■ GIVEN DATA
# # # #

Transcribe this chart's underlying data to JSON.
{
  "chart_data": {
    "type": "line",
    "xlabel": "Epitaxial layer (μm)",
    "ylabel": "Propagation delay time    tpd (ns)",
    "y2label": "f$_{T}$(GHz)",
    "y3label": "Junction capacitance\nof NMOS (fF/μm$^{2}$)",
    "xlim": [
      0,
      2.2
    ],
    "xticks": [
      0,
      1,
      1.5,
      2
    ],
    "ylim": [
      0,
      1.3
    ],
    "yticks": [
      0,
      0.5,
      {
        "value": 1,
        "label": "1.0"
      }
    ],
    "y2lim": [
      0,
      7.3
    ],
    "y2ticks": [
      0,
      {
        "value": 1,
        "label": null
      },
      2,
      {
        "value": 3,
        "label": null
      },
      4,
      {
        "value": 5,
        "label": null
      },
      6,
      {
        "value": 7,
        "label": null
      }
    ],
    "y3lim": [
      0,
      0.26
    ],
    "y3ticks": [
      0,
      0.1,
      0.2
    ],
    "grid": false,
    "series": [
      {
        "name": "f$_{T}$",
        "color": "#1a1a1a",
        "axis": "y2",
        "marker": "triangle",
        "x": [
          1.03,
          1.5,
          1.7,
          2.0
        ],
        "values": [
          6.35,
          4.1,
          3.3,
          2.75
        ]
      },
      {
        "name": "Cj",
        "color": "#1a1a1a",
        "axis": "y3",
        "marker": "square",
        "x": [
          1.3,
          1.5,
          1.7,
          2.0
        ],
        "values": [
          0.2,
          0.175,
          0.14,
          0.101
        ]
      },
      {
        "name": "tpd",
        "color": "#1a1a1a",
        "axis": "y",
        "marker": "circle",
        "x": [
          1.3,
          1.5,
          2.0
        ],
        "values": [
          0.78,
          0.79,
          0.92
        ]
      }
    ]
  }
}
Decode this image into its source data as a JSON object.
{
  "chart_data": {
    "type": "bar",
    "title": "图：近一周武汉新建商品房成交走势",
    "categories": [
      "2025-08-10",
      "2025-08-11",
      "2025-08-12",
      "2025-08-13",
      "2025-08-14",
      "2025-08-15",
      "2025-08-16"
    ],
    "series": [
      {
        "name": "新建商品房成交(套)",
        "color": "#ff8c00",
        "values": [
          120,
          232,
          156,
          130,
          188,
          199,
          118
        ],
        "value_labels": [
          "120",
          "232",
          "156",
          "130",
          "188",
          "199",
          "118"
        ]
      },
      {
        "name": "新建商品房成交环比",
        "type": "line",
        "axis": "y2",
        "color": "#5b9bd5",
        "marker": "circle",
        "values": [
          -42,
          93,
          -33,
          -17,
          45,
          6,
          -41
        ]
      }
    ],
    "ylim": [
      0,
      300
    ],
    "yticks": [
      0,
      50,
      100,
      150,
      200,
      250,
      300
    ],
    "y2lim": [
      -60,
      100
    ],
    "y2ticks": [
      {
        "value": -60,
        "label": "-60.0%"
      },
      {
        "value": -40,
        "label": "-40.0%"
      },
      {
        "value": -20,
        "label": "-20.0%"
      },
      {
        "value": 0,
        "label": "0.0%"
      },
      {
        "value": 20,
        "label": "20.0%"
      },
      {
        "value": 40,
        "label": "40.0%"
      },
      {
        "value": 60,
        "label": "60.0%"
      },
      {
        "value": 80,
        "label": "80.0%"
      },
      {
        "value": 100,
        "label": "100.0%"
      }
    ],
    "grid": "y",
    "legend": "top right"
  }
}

# # # #

■ EXERCISE PROMPT
Scan the material above. Copy each line where "marker" occurs.

■ ANSWER FOR THIS EXERCISE
        "marker": "triangle",
        "marker": "square",
        "marker": "circle",
        "marker": "circle",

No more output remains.